-- Start --
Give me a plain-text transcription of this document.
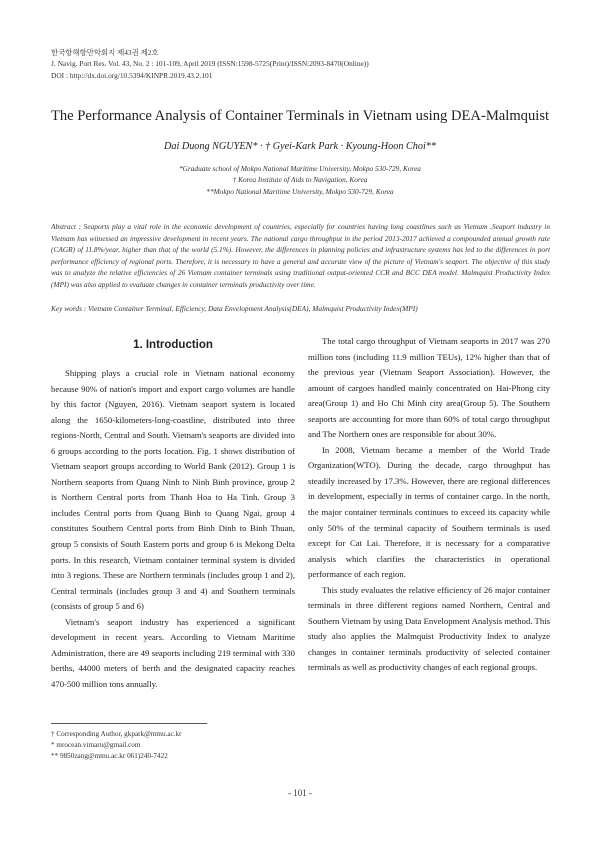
한국항해항만학회지 제43권 제2호
J. Navig. Port Res. Vol. 43, No. 2 : 101-109, April 2019 (ISSN:1598-5725(Print)/ISSN:2093-8470(Online))
DOI : http://dx.doi.org/10.5394/KINPR.2019.43.2.101
The Performance Analysis of Container Terminals in Vietnam using DEA-Malmquist
Dai Duong NGUYEN* · † Gyei-Kark Park · Kyoung-Hoon Choi**
*Graduate school of Mokpo National Maritime University, Mokpo 530-729, Korea
† Korea Institute of Aids to Navigation, Korea
**Mokpo National Maritime University, Mokpo 530-729, Korea
Abstract : Seaports play a vital role in the economic development of countries, especially for countries having long coastlines such as Vietnam .Seaport industry in Vietnam has witnessed an impressive development in recent years. The national cargo throughput in the period 2013-2017 achieved a compounded annual growth rate (CAGR) of 11.8%/year, higher than that of the world (5.1%). However, the differences in planning policies and infrastructure systems has led to the differences in port performance efficiency of regional ports. Therefore, it is necessary to have a general and accurate view of the picture of Vietnam's seaport. The objective of this study was to analyze the relative efficiencies of 26 Vietnam container terminals using traditional output-oriented CCR and BCC DEA model. Malmquist Productivity Index (MPI) was also applied to evaluate changes in container terminals productivity over time.
Key words : Vietnam Container Terminal, Efficiency, Data Envelopment Analysis(DEA), Malmquist Productivity Index(MPI)
1. Introduction

Shipping plays a crucial role in Vietnam national economy because 90% of nation's import and export cargo volumes are handle by this factor (Nguyen, 2016). Vietnam seaport system is located along the 1650-kilometers-long-coastline, distributed into three regions-North, Central and South. Vietnam's seaports are divided into 6 groups according to the ports location. Fig. 1 shows distribution of Vietnam seaport groups according to World Bank (2012). Group 1 is Northern seaports from Quang Ninh to Ninh Binh province, group 2 is Northern Central ports from Thanh Hoa to Ha Tinh. Group 3 includes Central ports from Quang Binh to Quang Ngai, group 4 constitutes Southern Central ports from Binh Dinh to Binh Thuan, group 5 consists of South Eastern ports and group 6 is Mekong Delta ports. In this research, Vietnam container terminal system is divided into 3 regions. These are Northern terminals (includes group 1 and 2), Central terminals (includes group 3 and 4) and Southern terminals (consists of group 5 and 6)

Vietnam's seaport industry has experienced a significant development in recent years. According to Vietnam Maritime Administration, there are 49 seaports including 219 terminal with 330 berths, 44000 meters of berth and the designated capacity reaches 470-500 million tons annually.

The total cargo throughput of Vietnam seaports in 2017 was 270 million tons (including 11.9 million TEUs), 12% higher than that of the previous year (Vietnam Seaport Association). However, the amount of cargoes handled mainly concentrated on Hai-Phong city area(Group 1) and Ho Chi Minh city area(Group 5). The Southern seaports are accounting for more than 60% of total cargo throughput and The Northern ones are responsible for about 30%.

In 2008, Vietnam became a member of the World Trade Organization(WTO). During the decade, cargo throughput has steadily increased by 17.3%. However, there are regional differences in development, especially in terms of container cargo. In the north, the major container terminals continues to exceed its capacity while only 50% of the terminal capacity of Southern terminals is used except for Cat Lai. Therefore, it is necessary for a comparative analysis which clarifies the characteristics in operational performance of each region.

This study evaluates the relative efficiency of 26 major container terminals in three different regions named Northern, Central and Southern Vietnam by using Data Envelopment Analysis method. This study also applies the Malmquist Productivity Index to analyze changes in container terminals productivity of selected container terminals as well as productivity changes of each regional groups.

† Corresponding Author, gkpark@mmu.ac.kr
* mrocean.vimaru@gmail.com
** 9850zang@mmu.ac.kr 061)240-7422
- 101 -
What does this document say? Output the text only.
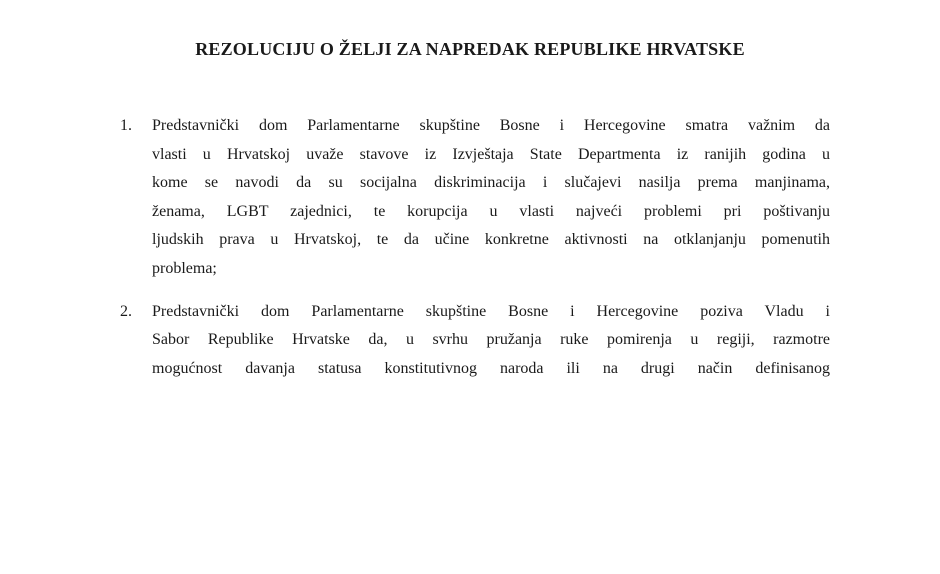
REZOLUCIJU O ŽELJI ZA NAPREDAK REPUBLIKE HRVATSKE
1. Predstavnički dom Parlamentarne skupštine Bosne i Hercegovine smatra važnim da
vlasti u Hrvatskoj uvaže stavove iz Izvještaja State Departmenta iz ranijih godina u
kome se navodi da su socijalna diskriminacija i slučajevi nasilja prema manjinama,
ženama, LGBT zajednici, te korupcija u vlasti najveći problemi pri poštivanju
ljudskih prava u Hrvatskoj, te da učine konkretne aktivnosti na otklanjanju pomenutih
problema;
2. Predstavnički dom Parlamentarne skupštine Bosne i Hercegovine poziva Vladu i
Sabor Republike Hrvatske da, u svrhu pružanja ruke pomirenja u regiji, razmotre
mogućnost davanja statusa konstitutivnog naroda ili na drugi način definisanog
-- End --
EXERCISE GOAL
Can the entries above be repeated exactly, without their pictures?

SOLUTION FOR THIS TASK
Give me a plain-text transcription of this document.
한국항해항만학회지 제43권 제2호
J. Navig. Port Res. Vol. 43, No. 2 : 101-109, April 2019 (ISSN:1598-5725(Print)/ISSN:2093-8470(Online))
DOI : http://dx.doi.org/10.5394/KINPR.2019.43.2.101
The Performance Analysis of Container Terminals in Vietnam using DEA-Malmquist
Dai Duong NGUYEN* · † Gyei-Kark Park · Kyoung-Hoon Choi**
*Graduate school of Mokpo National Maritime University, Mokpo 530-729, Korea
† Korea Institute of Aids to Navigation, Korea
**Mokpo National Maritime University, Mokpo 530-729, Korea
Abstract : Seaports play a vital role in the economic development of countries, especially for countries having long coastlines such as Vietnam .Seaport industry in Vietnam has witnessed an impressive development in recent years. The national cargo throughput in the period 2013-2017 achieved a compounded annual growth rate (CAGR) of 11.8%/year, higher than that of the world (5.1%). However, the differences in planning policies and infrastructure systems has led to the differences in port performance efficiency of regional ports. Therefore, it is necessary to have a general and accurate view of the picture of Vietnam's seaport. The objective of this study was to analyze the relative efficiencies of 26 Vietnam container terminals using traditional output-oriented CCR and BCC DEA model. Malmquist Productivity Index (MPI) was also applied to evaluate changes in container terminals productivity over time.
Key words : Vietnam Container Terminal, Efficiency, Data Envelopment Analysis(DEA), Malmquist Productivity Index(MPI)
1. Introduction

Shipping plays a crucial role in Vietnam national economy because 90% of nation's import and export cargo volumes are handle by this factor (Nguyen, 2016). Vietnam seaport system is located along the 1650-kilometers-long-coastline, distributed into three regions-North, Central and South. Vietnam's seaports are divided into 6 groups according to the ports location. Fig. 1 shows distribution of Vietnam seaport groups according to World Bank (2012). Group 1 is Northern seaports from Quang Ninh to Ninh Binh province, group 2 is Northern Central ports from Thanh Hoa to Ha Tinh. Group 3 includes Central ports from Quang Binh to Quang Ngai, group 4 constitutes Southern Central ports from Binh Dinh to Binh Thuan, group 5 consists of South Eastern ports and group 6 is Mekong Delta ports. In this research, Vietnam container terminal system is divided into 3 regions. These are Northern terminals (includes group 1 and 2), Central terminals (includes group 3 and 4) and Southern terminals (consists of group 5 and 6)

Vietnam's seaport industry has experienced a significant development in recent years. According to Vietnam Maritime Administration, there are 49 seaports including 219 terminal with 330 berths, 44000 meters of berth and the designated capacity reaches 470-500 million tons annually.

The total cargo throughput of Vietnam seaports in 2017 was 270 million tons (including 11.9 million TEUs), 12% higher than that of the previous year (Vietnam Seaport Association). However, the amount of cargoes handled mainly concentrated on Hai-Phong city area(Group 1) and Ho Chi Minh city area(Group 5). The Southern seaports are accounting for more than 60% of total cargo throughput and The Northern ones are responsible for about 30%.

In 2008, Vietnam became a member of the World Trade Organization(WTO). During the decade, cargo throughput has steadily increased by 17.3%. However, there are regional differences in development, especially in terms of container cargo. In the north, the major container terminals continues to exceed its capacity while only 50% of the terminal capacity of Southern terminals is used except for Cat Lai. Therefore, it is necessary for a comparative analysis which clarifies the characteristics in operational performance of each region.

This study evaluates the relative efficiency of 26 major container terminals in three different regions named Northern, Central and Southern Vietnam by using Data Envelopment Analysis method. This study also applies the Malmquist Productivity Index to analyze changes in container terminals productivity of selected container terminals as well as productivity changes of each regional groups.

† Corresponding Author, gkpark@mmu.ac.kr
* mrocean.vimaru@gmail.com
** 9850zang@mmu.ac.kr 061)240-7422
- 101 -
What does this document say? Output the text only.
REZOLUCIJU O ŽELJI ZA NAPREDAK REPUBLIKE HRVATSKE
1. Predstavnički dom Parlamentarne skupštine Bosne i Hercegovine smatra važnim da
vlasti u Hrvatskoj uvaže stavove iz Izvještaja State Departmenta iz ranijih godina u
kome se navodi da su socijalna diskriminacija i slučajevi nasilja prema manjinama,
ženama, LGBT zajednici, te korupcija u vlasti najveći problemi pri poštivanju
ljudskih prava u Hrvatskoj, te da učine konkretne aktivnosti na otklanjanju pomenutih
problema;
2. Predstavnički dom Parlamentarne skupštine Bosne i Hercegovine poziva Vladu i
Sabor Republike Hrvatske da, u svrhu pružanja ruke pomirenja u regiji, razmotre
mogućnost davanja statusa konstitutivnog naroda ili na drugi način definisanog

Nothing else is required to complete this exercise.